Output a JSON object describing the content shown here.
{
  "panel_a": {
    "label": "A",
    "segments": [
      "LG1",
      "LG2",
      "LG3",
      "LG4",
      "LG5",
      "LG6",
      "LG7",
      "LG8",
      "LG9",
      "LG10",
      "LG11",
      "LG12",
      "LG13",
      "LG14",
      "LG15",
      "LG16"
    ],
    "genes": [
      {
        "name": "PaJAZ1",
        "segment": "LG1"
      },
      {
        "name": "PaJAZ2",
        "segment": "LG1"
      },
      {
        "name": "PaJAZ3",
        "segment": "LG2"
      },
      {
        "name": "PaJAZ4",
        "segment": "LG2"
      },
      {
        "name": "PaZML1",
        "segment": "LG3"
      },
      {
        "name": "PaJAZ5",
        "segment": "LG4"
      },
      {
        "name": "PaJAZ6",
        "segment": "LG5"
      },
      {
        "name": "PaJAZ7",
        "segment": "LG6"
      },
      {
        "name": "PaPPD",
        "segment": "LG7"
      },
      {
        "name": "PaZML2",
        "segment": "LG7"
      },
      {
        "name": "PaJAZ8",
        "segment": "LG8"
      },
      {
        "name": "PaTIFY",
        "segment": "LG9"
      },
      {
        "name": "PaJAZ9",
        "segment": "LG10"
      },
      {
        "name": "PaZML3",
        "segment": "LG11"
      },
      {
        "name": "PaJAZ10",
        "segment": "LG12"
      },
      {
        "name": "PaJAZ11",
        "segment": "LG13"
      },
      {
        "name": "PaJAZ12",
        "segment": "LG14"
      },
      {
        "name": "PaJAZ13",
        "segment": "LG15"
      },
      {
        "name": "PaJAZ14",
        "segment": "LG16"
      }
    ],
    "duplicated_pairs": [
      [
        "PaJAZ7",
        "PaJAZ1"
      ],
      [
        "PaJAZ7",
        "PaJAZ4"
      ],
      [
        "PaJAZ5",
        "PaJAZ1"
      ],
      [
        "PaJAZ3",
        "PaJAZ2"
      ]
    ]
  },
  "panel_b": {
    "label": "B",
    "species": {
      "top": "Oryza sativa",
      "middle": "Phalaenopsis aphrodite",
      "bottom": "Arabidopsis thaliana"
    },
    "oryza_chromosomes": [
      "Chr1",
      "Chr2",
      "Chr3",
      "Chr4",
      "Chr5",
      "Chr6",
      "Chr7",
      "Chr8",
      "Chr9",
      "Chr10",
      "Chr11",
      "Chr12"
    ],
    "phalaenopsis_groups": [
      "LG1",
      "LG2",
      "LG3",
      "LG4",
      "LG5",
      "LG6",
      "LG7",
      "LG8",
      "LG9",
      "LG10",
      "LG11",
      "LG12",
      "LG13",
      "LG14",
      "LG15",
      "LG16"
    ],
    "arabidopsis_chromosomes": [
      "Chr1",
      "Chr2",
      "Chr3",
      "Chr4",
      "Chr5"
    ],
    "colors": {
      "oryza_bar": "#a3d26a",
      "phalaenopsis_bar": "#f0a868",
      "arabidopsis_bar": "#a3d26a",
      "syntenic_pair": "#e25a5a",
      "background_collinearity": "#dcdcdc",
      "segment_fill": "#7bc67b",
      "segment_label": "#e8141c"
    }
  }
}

#####

- _The task_: Transcribe the entire listing above exactly as written.

- _Exercise result_:
Output a JSON object describing the content shown here.
{
  "panel_a": {
    "label": "A",
    "segments": [
      "LG1",
      "LG2",
      "LG3",
      "LG4",
      "LG5",
      "LG6",
      "LG7",
      "LG8",
      "LG9",
      "LG10",
      "LG11",
      "LG12",
      "LG13",
      "LG14",
      "LG15",
      "LG16"
    ],
    "genes": [
      {
        "name": "PaJAZ1",
        "segment": "LG1"
      },
      {
        "name": "PaJAZ2",
        "segment": "LG1"
      },
      {
        "name": "PaJAZ3",
        "segment": "LG2"
      },
      {
        "name": "PaJAZ4",
        "segment": "LG2"
      },
      {
        "name": "PaZML1",
        "segment": "LG3"
      },
      {
        "name": "PaJAZ5",
        "segment": "LG4"
      },
      {
        "name": "PaJAZ6",
        "segment": "LG5"
      },
      {
        "name": "PaJAZ7",
        "segment": "LG6"
      },
      {
        "name": "PaPPD",
        "segment": "LG7"
      },
      {
        "name": "PaZML2",
        "segment": "LG7"
      },
      {
        "name": "PaJAZ8",
        "segment": "LG8"
      },
      {
        "name": "PaTIFY",
        "segment": "LG9"
      },
      {
        "name": "PaJAZ9",
        "segment": "LG10"
      },
      {
        "name": "PaZML3",
        "segment": "LG11"
      },
      {
        "name": "PaJAZ10",
        "segment": "LG12"
      },
      {
        "name": "PaJAZ11",
        "segment": "LG13"
      },
      {
        "name": "PaJAZ12",
        "segment": "LG14"
      },
      {
        "name": "PaJAZ13",
        "segment": "LG15"
      },
      {
        "name": "PaJAZ14",
        "segment": "LG16"
      }
    ],
    "duplicated_pairs": [
      [
        "PaJAZ7",
        "PaJAZ1"
      ],
      [
        "PaJAZ7",
        "PaJAZ4"
      ],
      [
        "PaJAZ5",
        "PaJAZ1"
      ],
      [
        "PaJAZ3",
        "PaJAZ2"
      ]
    ]
  },
  "panel_b": {
    "label": "B",
    "species": {
      "top": "Oryza sativa",
      "middle": "Phalaenopsis aphrodite",
      "bottom": "Arabidopsis thaliana"
    },
    "oryza_chromosomes": [
      "Chr1",
      "Chr2",
      "Chr3",
      "Chr4",
      "Chr5",
      "Chr6",
      "Chr7",
      "Chr8",
      "Chr9",
      "Chr10",
      "Chr11",
      "Chr12"
    ],
    "phalaenopsis_groups": [
      "LG1",
      "LG2",
      "LG3",
      "LG4",
      "LG5",
      "LG6",
      "LG7",
      "LG8",
      "LG9",
      "LG10",
      "LG11",
      "LG12",
      "LG13",
      "LG14",
      "LG15",
      "LG16"
    ],
    "arabidopsis_chromosomes": [
      "Chr1",
      "Chr2",
      "Chr3",
      "Chr4",
      "Chr5"
    ],
    "colors": {
      "oryza_bar": "#a3d26a",
      "phalaenopsis_bar": "#f0a868",
      "arabidopsis_bar": "#a3d26a",
      "syntenic_pair": "#e25a5a",
      "background_collinearity": "#dcdcdc",
      "segment_fill": "#7bc67b",
      "segment_label": "#e8141c"
    }
  }
}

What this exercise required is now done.